PROBLEM DETAILS:
Transcribe every record that appears below, exactly and in full.

(Data entries)
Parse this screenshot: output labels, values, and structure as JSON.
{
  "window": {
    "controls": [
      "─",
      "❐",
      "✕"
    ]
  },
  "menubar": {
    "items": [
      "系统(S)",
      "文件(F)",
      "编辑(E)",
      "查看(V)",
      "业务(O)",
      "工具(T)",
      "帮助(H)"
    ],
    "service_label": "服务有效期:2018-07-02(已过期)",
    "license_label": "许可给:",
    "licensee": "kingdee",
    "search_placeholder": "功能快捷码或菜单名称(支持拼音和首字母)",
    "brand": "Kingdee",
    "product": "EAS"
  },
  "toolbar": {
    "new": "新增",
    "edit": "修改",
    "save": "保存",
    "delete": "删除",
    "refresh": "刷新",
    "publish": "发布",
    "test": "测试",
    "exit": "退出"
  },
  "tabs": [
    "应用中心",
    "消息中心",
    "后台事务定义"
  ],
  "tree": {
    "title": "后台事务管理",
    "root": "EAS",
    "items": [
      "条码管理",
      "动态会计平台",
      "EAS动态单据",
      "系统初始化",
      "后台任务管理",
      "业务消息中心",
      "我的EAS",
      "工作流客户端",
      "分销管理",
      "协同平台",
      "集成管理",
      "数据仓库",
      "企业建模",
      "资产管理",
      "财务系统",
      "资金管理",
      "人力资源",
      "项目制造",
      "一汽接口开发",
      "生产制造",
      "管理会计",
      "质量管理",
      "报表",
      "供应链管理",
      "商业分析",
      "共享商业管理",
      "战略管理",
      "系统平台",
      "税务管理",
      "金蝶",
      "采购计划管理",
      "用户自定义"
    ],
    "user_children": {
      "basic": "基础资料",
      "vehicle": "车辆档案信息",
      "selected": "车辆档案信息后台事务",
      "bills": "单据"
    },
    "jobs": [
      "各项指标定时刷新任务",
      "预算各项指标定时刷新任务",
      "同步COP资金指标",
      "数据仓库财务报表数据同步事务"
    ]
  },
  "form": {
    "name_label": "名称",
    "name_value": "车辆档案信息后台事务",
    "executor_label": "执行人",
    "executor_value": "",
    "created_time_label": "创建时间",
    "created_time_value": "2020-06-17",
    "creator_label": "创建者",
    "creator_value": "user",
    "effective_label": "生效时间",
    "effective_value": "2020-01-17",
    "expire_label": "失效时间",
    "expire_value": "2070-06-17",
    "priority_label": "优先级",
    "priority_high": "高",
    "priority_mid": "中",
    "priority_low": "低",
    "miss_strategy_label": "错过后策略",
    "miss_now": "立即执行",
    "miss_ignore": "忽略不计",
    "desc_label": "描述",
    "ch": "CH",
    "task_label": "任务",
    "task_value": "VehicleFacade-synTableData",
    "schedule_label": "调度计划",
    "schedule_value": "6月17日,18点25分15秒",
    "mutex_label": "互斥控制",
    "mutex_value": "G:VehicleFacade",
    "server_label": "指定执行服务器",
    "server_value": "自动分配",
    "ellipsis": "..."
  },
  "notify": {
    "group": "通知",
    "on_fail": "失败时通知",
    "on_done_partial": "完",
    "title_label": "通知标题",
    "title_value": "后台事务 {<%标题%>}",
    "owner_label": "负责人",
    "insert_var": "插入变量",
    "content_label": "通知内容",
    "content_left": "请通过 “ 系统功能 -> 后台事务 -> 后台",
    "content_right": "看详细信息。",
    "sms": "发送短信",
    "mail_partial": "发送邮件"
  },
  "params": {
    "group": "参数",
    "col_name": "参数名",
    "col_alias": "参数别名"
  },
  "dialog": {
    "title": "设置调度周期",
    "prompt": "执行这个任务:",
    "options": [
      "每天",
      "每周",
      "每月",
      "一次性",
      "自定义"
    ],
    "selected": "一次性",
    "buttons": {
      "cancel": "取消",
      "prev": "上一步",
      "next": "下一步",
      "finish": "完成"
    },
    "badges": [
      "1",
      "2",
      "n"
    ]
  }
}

SOLUTION BELOW:
Parse this screenshot: output labels, values, and structure as JSON.
{
  "window": {
    "controls": [
      "─",
      "❐",
      "✕"
    ]
  },
  "menubar": {
    "items": [
      "系统(S)",
      "文件(F)",
      "编辑(E)",
      "查看(V)",
      "业务(O)",
      "工具(T)",
      "帮助(H)"
    ],
    "service_label": "服务有效期:2018-07-02(已过期)",
    "license_label": "许可给:",
    "licensee": "kingdee",
    "search_placeholder": "功能快捷码或菜单名称(支持拼音和首字母)",
    "brand": "Kingdee",
    "product": "EAS"
  },
  "toolbar": {
    "new": "新增",
    "edit": "修改",
    "save": "保存",
    "delete": "删除",
    "refresh": "刷新",
    "publish": "发布",
    "test": "测试",
    "exit": "退出"
  },
  "tabs": [
    "应用中心",
    "消息中心",
    "后台事务定义"
  ],
  "tree": {
    "title": "后台事务管理",
    "root": "EAS",
    "items": [
      "条码管理",
      "动态会计平台",
      "EAS动态单据",
      "系统初始化",
      "后台任务管理",
      "业务消息中心",
      "我的EAS",
      "工作流客户端",
      "分销管理",
      "协同平台",
      "集成管理",
      "数据仓库",
      "企业建模",
      "资产管理",
      "财务系统",
      "资金管理",
      "人力资源",
      "项目制造",
      "一汽接口开发",
      "生产制造",
      "管理会计",
      "质量管理",
      "报表",
      "供应链管理",
      "商业分析",
      "共享商业管理",
      "战略管理",
      "系统平台",
      "税务管理",
      "金蝶",
      "采购计划管理",
      "用户自定义"
    ],
    "user_children": {
      "basic": "基础资料",
      "vehicle": "车辆档案信息",
      "selected": "车辆档案信息后台事务",
      "bills": "单据"
    },
    "jobs": [
      "各项指标定时刷新任务",
      "预算各项指标定时刷新任务",
      "同步COP资金指标",
      "数据仓库财务报表数据同步事务"
    ]
  },
  "form": {
    "name_label": "名称",
    "name_value": "车辆档案信息后台事务",
    "executor_label": "执行人",
    "executor_value": "",
    "created_time_label": "创建时间",
    "created_time_value": "2020-06-17",
    "creator_label": "创建者",
    "creator_value": "user",
    "effective_label": "生效时间",
    "effective_value": "2020-01-17",
    "expire_label": "失效时间",
    "expire_value": "2070-06-17",
    "priority_label": "优先级",
    "priority_high": "高",
    "priority_mid": "中",
    "priority_low": "低",
    "miss_strategy_label": "错过后策略",
    "miss_now": "立即执行",
    "miss_ignore": "忽略不计",
    "desc_label": "描述",
    "ch": "CH",
    "task_label": "任务",
    "task_value": "VehicleFacade-synTableData",
    "schedule_label": "调度计划",
    "schedule_value": "6月17日,18点25分15秒",
    "mutex_label": "互斥控制",
    "mutex_value": "G:VehicleFacade",
    "server_label": "指定执行服务器",
    "server_value": "自动分配",
    "ellipsis": "..."
  },
  "notify": {
    "group": "通知",
    "on_fail": "失败时通知",
    "on_done_partial": "完",
    "title_label": "通知标题",
    "title_value": "后台事务 {<%标题%>}",
    "owner_label": "负责人",
    "insert_var": "插入变量",
    "content_label": "通知内容",
    "content_left": "请通过 “ 系统功能 -> 后台事务 -> 后台",
    "content_right": "看详细信息。",
    "sms": "发送短信",
    "mail_partial": "发送邮件"
  },
  "params": {
    "group": "参数",
    "col_name": "参数名",
    "col_alias": "参数别名"
  },
  "dialog": {
    "title": "设置调度周期",
    "prompt": "执行这个任务:",
    "options": [
      "每天",
      "每周",
      "每月",
      "一次性",
      "自定义"
    ],
    "selected": "一次性",
    "buttons": {
      "cancel": "取消",
      "prev": "上一步",
      "next": "下一步",
      "finish": "完成"
    },
    "badges": [
      "1",
      "2",
      "n"
    ]
  }
}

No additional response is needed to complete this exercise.